- What you will do
Transcribe the records below exactly as they appear, omitting any pictures.

- Dataset entries
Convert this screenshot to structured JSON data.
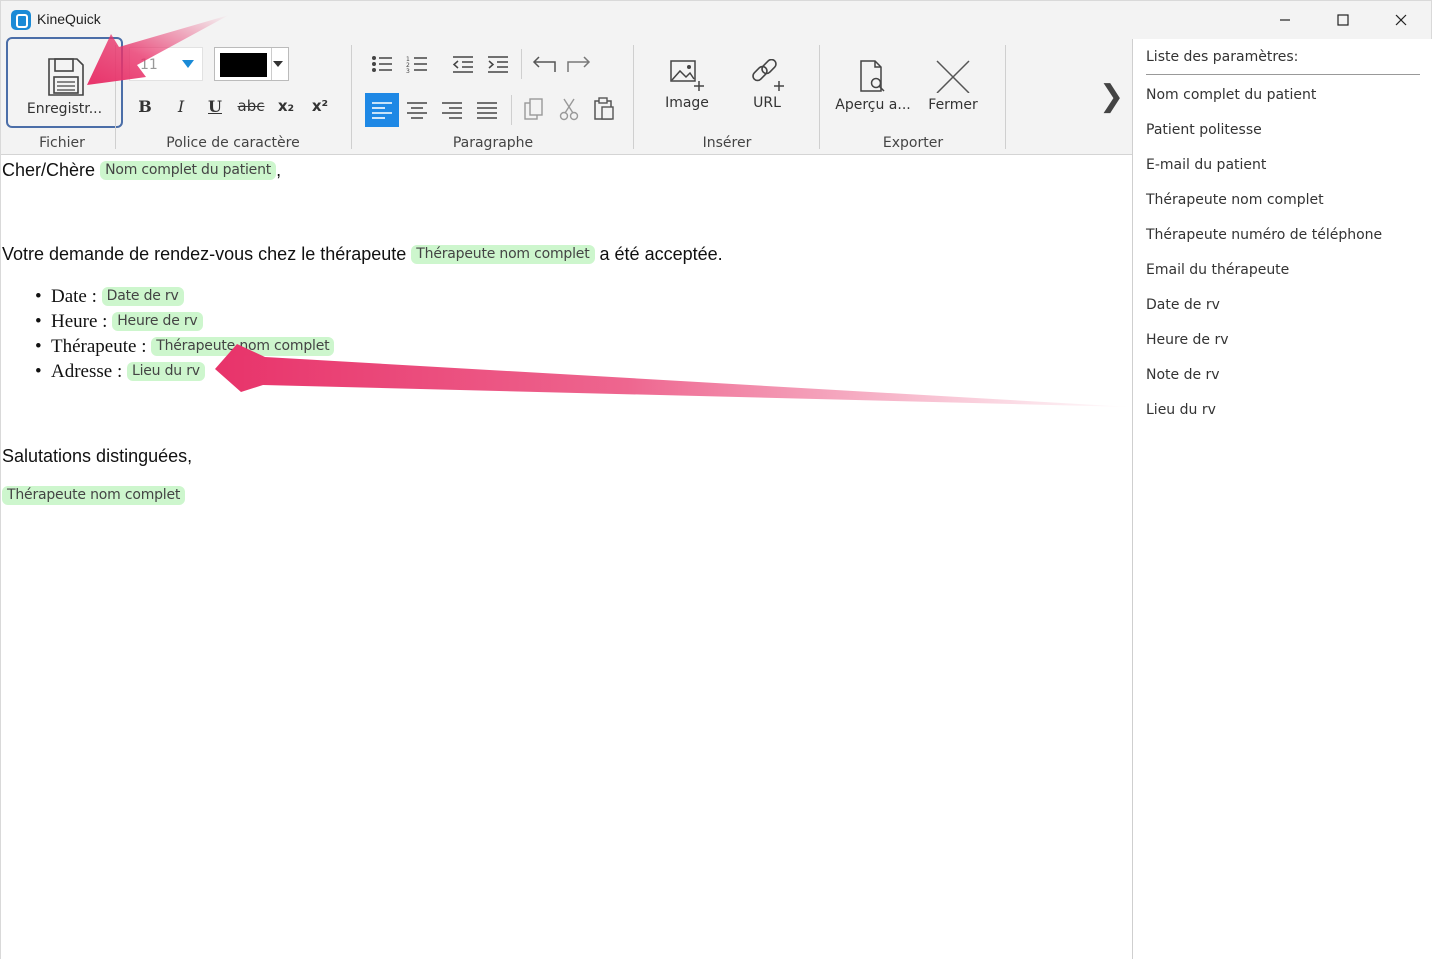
{
  "app": {
    "title": "KineQuick"
  },
  "window_controls": {
    "minimize": "—",
    "maximize": "☐",
    "close": "✕"
  },
  "ribbon": {
    "file": {
      "save_label": "Enregistr...",
      "group_label": "Fichier"
    },
    "font": {
      "size_value": "11",
      "color": "#000000",
      "group_label": "Police de caractère",
      "bold": "B",
      "italic": "I",
      "underline": "U",
      "strike": "abc",
      "subscript": "x₂",
      "superscript": "x²"
    },
    "paragraph": {
      "group_label": "Paragraphe"
    },
    "insert": {
      "image_label": "Image",
      "url_label": "URL",
      "group_label": "Insérer"
    },
    "export": {
      "preview_label": "Aperçu a...",
      "close_label": "Fermer",
      "group_label": "Exporter"
    },
    "more": "❯"
  },
  "document": {
    "greeting": "Cher/Chère",
    "greeting_tag": "Nom complet du patient",
    "greeting_end": ",",
    "line2_before": "Votre demande de rendez-vous chez le thérapeute",
    "line2_tag": "Thérapeute nom complet",
    "line2_after": "a été acceptée.",
    "items": [
      {
        "label": "Date :",
        "tag": "Date de rv"
      },
      {
        "label": "Heure :",
        "tag": "Heure de rv"
      },
      {
        "label": "Thérapeute :",
        "tag": "Thérapeute nom complet"
      },
      {
        "label": "Adresse :",
        "tag": "Lieu du rv"
      }
    ],
    "closing": "Salutations distinguées,",
    "signature_tag": "Thérapeute nom complet"
  },
  "panel": {
    "title": "Liste des paramètres:",
    "params": [
      "Nom complet du patient",
      "Patient politesse",
      "E-mail du patient",
      "Thérapeute nom complet",
      "Thérapeute numéro de téléphone",
      "Email du thérapeute",
      "Date de rv",
      "Heure de rv",
      "Note de rv",
      "Lieu du rv"
    ]
  },
  "colors": {
    "accent": "#1e88e5",
    "tag_bg": "#cdf6cd",
    "annotation": "#e8336a",
    "save_border": "#4b6ea8"
  }
}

- Completed exercise
Convert this screenshot to structured JSON data.
{
  "app": {
    "title": "KineQuick"
  },
  "window_controls": {
    "minimize": "—",
    "maximize": "☐",
    "close": "✕"
  },
  "ribbon": {
    "file": {
      "save_label": "Enregistr...",
      "group_label": "Fichier"
    },
    "font": {
      "size_value": "11",
      "color": "#000000",
      "group_label": "Police de caractère",
      "bold": "B",
      "italic": "I",
      "underline": "U",
      "strike": "abc",
      "subscript": "x₂",
      "superscript": "x²"
    },
    "paragraph": {
      "group_label": "Paragraphe"
    },
    "insert": {
      "image_label": "Image",
      "url_label": "URL",
      "group_label": "Insérer"
    },
    "export": {
      "preview_label": "Aperçu a...",
      "close_label": "Fermer",
      "group_label": "Exporter"
    },
    "more": "❯"
  },
  "document": {
    "greeting": "Cher/Chère",
    "greeting_tag": "Nom complet du patient",
    "greeting_end": ",",
    "line2_before": "Votre demande de rendez-vous chez le thérapeute",
    "line2_tag": "Thérapeute nom complet",
    "line2_after": "a été acceptée.",
    "items": [
      {
        "label": "Date :",
        "tag": "Date de rv"
      },
      {
        "label": "Heure :",
        "tag": "Heure de rv"
      },
      {
        "label": "Thérapeute :",
        "tag": "Thérapeute nom complet"
      },
      {
        "label": "Adresse :",
        "tag": "Lieu du rv"
      }
    ],
    "closing": "Salutations distinguées,",
    "signature_tag": "Thérapeute nom complet"
  },
  "panel": {
    "title": "Liste des paramètres:",
    "params": [
      "Nom complet du patient",
      "Patient politesse",
      "E-mail du patient",
      "Thérapeute nom complet",
      "Thérapeute numéro de téléphone",
      "Email du thérapeute",
      "Date de rv",
      "Heure de rv",
      "Note de rv",
      "Lieu du rv"
    ]
  },
  "colors": {
    "accent": "#1e88e5",
    "tag_bg": "#cdf6cd",
    "annotation": "#e8336a",
    "save_border": "#4b6ea8"
  }
}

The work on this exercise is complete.